** START OF RECORD EXCERPTS **

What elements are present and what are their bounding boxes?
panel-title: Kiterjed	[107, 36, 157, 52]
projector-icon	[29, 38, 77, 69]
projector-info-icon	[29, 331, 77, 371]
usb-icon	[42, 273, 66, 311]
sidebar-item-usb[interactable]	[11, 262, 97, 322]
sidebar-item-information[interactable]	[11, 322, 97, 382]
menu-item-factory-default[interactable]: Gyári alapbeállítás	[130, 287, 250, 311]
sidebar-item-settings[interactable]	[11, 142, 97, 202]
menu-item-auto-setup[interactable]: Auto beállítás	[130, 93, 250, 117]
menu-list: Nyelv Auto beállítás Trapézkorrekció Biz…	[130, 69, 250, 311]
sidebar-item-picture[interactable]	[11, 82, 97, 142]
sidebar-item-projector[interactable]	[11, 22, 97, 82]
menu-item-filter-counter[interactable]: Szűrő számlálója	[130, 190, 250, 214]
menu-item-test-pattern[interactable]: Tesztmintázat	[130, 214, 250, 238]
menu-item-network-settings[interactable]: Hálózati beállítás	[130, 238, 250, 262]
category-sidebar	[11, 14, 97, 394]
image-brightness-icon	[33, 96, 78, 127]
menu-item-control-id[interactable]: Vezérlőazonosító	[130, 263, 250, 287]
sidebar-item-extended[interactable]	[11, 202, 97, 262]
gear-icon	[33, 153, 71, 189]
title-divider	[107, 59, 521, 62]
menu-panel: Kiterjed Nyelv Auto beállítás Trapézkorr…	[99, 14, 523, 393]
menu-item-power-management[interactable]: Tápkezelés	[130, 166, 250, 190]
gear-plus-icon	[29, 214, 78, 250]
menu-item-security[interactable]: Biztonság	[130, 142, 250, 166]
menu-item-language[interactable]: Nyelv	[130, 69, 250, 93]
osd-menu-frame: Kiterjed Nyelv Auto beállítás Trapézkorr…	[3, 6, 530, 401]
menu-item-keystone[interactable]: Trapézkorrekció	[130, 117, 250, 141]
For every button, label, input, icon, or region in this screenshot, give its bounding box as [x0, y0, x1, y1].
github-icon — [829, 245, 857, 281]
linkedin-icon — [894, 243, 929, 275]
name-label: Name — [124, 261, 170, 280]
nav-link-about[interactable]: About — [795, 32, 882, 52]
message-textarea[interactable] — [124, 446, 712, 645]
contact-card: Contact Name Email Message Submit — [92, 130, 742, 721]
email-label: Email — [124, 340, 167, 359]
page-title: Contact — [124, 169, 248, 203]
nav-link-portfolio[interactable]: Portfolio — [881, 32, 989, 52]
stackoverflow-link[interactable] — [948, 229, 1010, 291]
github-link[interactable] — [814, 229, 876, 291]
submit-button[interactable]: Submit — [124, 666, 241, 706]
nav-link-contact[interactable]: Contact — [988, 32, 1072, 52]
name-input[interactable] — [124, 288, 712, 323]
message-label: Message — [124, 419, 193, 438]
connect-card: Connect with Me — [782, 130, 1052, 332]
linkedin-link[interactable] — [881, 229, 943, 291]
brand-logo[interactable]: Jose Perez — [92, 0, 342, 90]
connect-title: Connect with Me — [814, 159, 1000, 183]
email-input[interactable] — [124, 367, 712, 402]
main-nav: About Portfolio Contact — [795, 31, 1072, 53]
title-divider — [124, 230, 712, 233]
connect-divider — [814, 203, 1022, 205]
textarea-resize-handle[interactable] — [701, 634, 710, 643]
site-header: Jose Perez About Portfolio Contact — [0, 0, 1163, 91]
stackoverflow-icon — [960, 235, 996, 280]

** END OF RECORD EXCERPTS **

- **EXERCISE REQUIREMENTS**
Copy every line of the records above, character for character, with no changes.

- **PROBLEM SOLUTION**
What elements are present and what are their bounding boxes?
panel-title: Kiterjed	[107, 36, 157, 52]
projector-icon	[29, 38, 77, 69]
projector-info-icon	[29, 331, 77, 371]
usb-icon	[42, 273, 66, 311]
sidebar-item-usb[interactable]	[11, 262, 97, 322]
sidebar-item-information[interactable]	[11, 322, 97, 382]
menu-item-factory-default[interactable]: Gyári alapbeállítás	[130, 287, 250, 311]
sidebar-item-settings[interactable]	[11, 142, 97, 202]
menu-item-auto-setup[interactable]: Auto beállítás	[130, 93, 250, 117]
menu-list: Nyelv Auto beállítás Trapézkorrekció Biz…	[130, 69, 250, 311]
sidebar-item-picture[interactable]	[11, 82, 97, 142]
sidebar-item-projector[interactable]	[11, 22, 97, 82]
menu-item-filter-counter[interactable]: Szűrő számlálója	[130, 190, 250, 214]
menu-item-test-pattern[interactable]: Tesztmintázat	[130, 214, 250, 238]
menu-item-network-settings[interactable]: Hálózati beállítás	[130, 238, 250, 262]
category-sidebar	[11, 14, 97, 394]
image-brightness-icon	[33, 96, 78, 127]
menu-item-control-id[interactable]: Vezérlőazonosító	[130, 263, 250, 287]
sidebar-item-extended[interactable]	[11, 202, 97, 262]
gear-icon	[33, 153, 71, 189]
title-divider	[107, 59, 521, 62]
menu-panel: Kiterjed Nyelv Auto beállítás Trapézkorr…	[99, 14, 523, 393]
menu-item-power-management[interactable]: Tápkezelés	[130, 166, 250, 190]
gear-plus-icon	[29, 214, 78, 250]
menu-item-security[interactable]: Biztonság	[130, 142, 250, 166]
menu-item-language[interactable]: Nyelv	[130, 69, 250, 93]
osd-menu-frame: Kiterjed Nyelv Auto beállítás Trapézkorr…	[3, 6, 530, 401]
menu-item-keystone[interactable]: Trapézkorrekció	[130, 117, 250, 141]
For every button, label, input, icon, or region in this screenshot, give its bounding box as [x0, y0, x1, y1].
github-icon — [829, 245, 857, 281]
linkedin-icon — [894, 243, 929, 275]
name-label: Name — [124, 261, 170, 280]
nav-link-about[interactable]: About — [795, 32, 882, 52]
message-textarea[interactable] — [124, 446, 712, 645]
contact-card: Contact Name Email Message Submit — [92, 130, 742, 721]
email-label: Email — [124, 340, 167, 359]
page-title: Contact — [124, 169, 248, 203]
nav-link-portfolio[interactable]: Portfolio — [881, 32, 989, 52]
stackoverflow-link[interactable] — [948, 229, 1010, 291]
github-link[interactable] — [814, 229, 876, 291]
submit-button[interactable]: Submit — [124, 666, 241, 706]
nav-link-contact[interactable]: Contact — [988, 32, 1072, 52]
name-input[interactable] — [124, 288, 712, 323]
message-label: Message — [124, 419, 193, 438]
connect-card: Connect with Me — [782, 130, 1052, 332]
linkedin-link[interactable] — [881, 229, 943, 291]
brand-logo[interactable]: Jose Perez — [92, 0, 342, 90]
connect-title: Connect with Me — [814, 159, 1000, 183]
email-input[interactable] — [124, 367, 712, 402]
main-nav: About Portfolio Contact — [795, 31, 1072, 53]
title-divider — [124, 230, 712, 233]
connect-divider — [814, 203, 1022, 205]
textarea-resize-handle[interactable] — [701, 634, 710, 643]
site-header: Jose Perez About Portfolio Contact — [0, 0, 1163, 91]
stackoverflow-icon — [960, 235, 996, 280]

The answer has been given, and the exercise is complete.